Work to be completed:
Rewrite the listing, from its first line through the line containing "bar: [910, 626, 956, 954]" (both included), as a JSON list of strings with one string per line, leaving out blank lines and any lines after that one.

Listing:
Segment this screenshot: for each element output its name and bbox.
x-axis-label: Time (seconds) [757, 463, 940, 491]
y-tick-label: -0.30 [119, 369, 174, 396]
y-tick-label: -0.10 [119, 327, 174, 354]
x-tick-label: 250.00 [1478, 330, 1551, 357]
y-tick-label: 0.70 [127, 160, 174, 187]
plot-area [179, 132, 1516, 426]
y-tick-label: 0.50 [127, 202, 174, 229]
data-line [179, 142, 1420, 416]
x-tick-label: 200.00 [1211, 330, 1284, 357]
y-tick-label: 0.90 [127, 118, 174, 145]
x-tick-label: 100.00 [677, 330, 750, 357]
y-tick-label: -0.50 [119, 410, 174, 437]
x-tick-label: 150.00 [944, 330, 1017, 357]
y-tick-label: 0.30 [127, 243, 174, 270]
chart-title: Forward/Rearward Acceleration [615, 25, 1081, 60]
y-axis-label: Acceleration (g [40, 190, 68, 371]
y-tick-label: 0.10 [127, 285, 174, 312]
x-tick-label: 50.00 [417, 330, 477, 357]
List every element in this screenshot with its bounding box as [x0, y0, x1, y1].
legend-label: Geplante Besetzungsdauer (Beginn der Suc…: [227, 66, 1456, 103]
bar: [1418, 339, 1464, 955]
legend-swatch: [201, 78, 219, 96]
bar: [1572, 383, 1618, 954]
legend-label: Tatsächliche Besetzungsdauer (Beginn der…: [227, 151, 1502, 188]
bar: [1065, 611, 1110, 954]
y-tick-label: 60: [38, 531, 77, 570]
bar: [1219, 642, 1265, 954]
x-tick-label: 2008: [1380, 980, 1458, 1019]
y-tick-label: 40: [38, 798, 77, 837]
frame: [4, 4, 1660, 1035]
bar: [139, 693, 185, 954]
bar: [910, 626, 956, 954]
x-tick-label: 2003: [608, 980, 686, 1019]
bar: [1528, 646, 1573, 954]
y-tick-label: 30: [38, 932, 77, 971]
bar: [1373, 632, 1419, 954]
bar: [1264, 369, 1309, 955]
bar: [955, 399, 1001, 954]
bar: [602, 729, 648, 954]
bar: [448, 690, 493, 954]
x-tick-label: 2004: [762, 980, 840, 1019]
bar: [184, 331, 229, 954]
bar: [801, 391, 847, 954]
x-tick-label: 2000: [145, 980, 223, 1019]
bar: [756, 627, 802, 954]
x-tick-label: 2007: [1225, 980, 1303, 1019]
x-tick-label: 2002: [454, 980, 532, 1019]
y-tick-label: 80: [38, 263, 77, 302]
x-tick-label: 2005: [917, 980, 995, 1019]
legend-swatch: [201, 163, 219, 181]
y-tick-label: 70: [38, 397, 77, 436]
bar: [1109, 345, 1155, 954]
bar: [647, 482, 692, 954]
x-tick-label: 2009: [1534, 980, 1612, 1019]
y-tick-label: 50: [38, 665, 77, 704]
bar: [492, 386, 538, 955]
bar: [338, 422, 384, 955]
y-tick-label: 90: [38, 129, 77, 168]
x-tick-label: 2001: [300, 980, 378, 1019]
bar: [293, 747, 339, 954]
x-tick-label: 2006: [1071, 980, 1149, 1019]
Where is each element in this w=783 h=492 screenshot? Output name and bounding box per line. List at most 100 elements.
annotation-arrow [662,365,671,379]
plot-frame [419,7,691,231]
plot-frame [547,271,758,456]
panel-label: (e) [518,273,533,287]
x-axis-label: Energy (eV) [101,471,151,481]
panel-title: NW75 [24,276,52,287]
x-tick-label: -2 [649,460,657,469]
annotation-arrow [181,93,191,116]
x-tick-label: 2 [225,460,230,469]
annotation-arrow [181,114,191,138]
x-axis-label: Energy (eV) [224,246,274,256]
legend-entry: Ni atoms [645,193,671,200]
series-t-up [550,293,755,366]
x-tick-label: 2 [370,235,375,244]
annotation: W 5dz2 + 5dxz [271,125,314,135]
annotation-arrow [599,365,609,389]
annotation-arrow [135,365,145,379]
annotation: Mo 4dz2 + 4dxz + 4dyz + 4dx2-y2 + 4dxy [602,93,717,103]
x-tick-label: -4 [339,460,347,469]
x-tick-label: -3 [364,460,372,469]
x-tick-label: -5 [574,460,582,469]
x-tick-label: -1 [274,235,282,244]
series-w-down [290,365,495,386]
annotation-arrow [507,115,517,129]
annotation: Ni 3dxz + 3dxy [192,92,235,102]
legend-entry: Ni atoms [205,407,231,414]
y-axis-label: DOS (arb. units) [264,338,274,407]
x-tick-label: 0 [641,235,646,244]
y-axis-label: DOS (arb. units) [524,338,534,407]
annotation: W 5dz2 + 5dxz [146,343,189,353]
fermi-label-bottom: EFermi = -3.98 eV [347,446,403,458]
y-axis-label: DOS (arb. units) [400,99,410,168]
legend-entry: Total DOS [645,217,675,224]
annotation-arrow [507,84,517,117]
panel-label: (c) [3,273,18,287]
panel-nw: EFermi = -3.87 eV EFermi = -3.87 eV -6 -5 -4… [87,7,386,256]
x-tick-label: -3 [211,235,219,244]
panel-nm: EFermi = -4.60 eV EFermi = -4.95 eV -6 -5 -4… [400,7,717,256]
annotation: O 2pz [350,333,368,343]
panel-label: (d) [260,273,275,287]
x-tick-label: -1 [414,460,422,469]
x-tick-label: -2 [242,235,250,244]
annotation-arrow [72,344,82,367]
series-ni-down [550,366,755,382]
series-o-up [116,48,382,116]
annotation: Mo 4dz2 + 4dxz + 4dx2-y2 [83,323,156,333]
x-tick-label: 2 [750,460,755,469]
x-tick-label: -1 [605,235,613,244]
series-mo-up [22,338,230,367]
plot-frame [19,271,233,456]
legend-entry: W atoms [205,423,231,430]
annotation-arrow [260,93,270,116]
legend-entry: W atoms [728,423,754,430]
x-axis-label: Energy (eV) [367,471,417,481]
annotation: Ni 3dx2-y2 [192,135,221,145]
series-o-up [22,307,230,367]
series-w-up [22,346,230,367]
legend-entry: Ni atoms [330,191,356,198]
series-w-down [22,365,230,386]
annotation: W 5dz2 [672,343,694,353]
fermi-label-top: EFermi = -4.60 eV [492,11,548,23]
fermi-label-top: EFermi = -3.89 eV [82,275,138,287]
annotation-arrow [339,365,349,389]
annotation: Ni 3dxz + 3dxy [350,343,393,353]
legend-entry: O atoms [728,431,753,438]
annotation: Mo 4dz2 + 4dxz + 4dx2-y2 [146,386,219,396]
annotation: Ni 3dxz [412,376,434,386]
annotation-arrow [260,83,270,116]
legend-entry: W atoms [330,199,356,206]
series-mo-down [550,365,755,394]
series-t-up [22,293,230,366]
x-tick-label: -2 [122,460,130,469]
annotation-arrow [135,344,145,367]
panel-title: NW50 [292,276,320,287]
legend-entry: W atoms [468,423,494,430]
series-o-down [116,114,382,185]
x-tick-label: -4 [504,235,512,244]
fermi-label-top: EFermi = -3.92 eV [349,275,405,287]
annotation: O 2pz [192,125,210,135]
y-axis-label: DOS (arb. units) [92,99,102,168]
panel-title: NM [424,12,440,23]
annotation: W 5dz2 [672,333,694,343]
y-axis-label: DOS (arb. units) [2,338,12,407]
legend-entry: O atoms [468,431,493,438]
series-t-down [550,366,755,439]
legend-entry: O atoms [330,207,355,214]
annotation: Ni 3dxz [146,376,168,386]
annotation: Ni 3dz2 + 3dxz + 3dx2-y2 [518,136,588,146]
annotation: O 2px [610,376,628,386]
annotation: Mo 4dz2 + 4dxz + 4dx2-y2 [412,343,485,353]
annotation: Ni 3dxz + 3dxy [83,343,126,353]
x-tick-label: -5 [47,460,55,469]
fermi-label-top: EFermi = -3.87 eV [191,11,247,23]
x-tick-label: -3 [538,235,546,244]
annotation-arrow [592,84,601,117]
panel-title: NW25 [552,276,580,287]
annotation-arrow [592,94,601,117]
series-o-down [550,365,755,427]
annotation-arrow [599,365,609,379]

The output:
[
  "Segment this screenshot: for each element output its name and bbox.",
  "x-axis-label: Time (seconds) [757, 463, 940, 491]",
  "y-tick-label: -0.30 [119, 369, 174, 396]",
  "y-tick-label: -0.10 [119, 327, 174, 354]",
  "x-tick-label: 250.00 [1478, 330, 1551, 357]",
  "y-tick-label: 0.70 [127, 160, 174, 187]",
  "plot-area [179, 132, 1516, 426]",
  "y-tick-label: 0.50 [127, 202, 174, 229]",
  "data-line [179, 142, 1420, 416]",
  "x-tick-label: 200.00 [1211, 330, 1284, 357]",
  "y-tick-label: 0.90 [127, 118, 174, 145]",
  "x-tick-label: 100.00 [677, 330, 750, 357]",
  "y-tick-label: -0.50 [119, 410, 174, 437]",
  "x-tick-label: 150.00 [944, 330, 1017, 357]",
  "y-tick-label: 0.30 [127, 243, 174, 270]",
  "chart-title: Forward/Rearward Acceleration [615, 25, 1081, 60]",
  "y-axis-label: Acceleration (g [40, 190, 68, 371]",
  "y-tick-label: 0.10 [127, 285, 174, 312]",
  "x-tick-label: 50.00 [417, 330, 477, 357]",
  "List every element in this screenshot with its bounding box as [x0, y0, x1, y1].",
  "legend-label: Geplante Besetzungsdauer (Beginn der Suc…: [227, 66, 1456, 103]",
  "bar: [1418, 339, 1464, 955]",
  "legend-swatch: [201, 78, 219, 96]",
  "bar: [1572, 383, 1618, 954]",
  "legend-label: Tatsächliche Besetzungsdauer (Beginn der…: [227, 151, 1502, 188]",
  "bar: [1065, 611, 1110, 954]",
  "y-tick-label: 60: [38, 531, 77, 570]",
  "bar: [1219, 642, 1265, 954]",
  "x-tick-label: 2008: [1380, 980, 1458, 1019]",
  "y-tick-label: 40: [38, 798, 77, 837]",
  "frame: [4, 4, 1660, 1035]",
  "bar: [139, 693, 185, 954]",
  "bar: [910, 626, 956, 954]"
]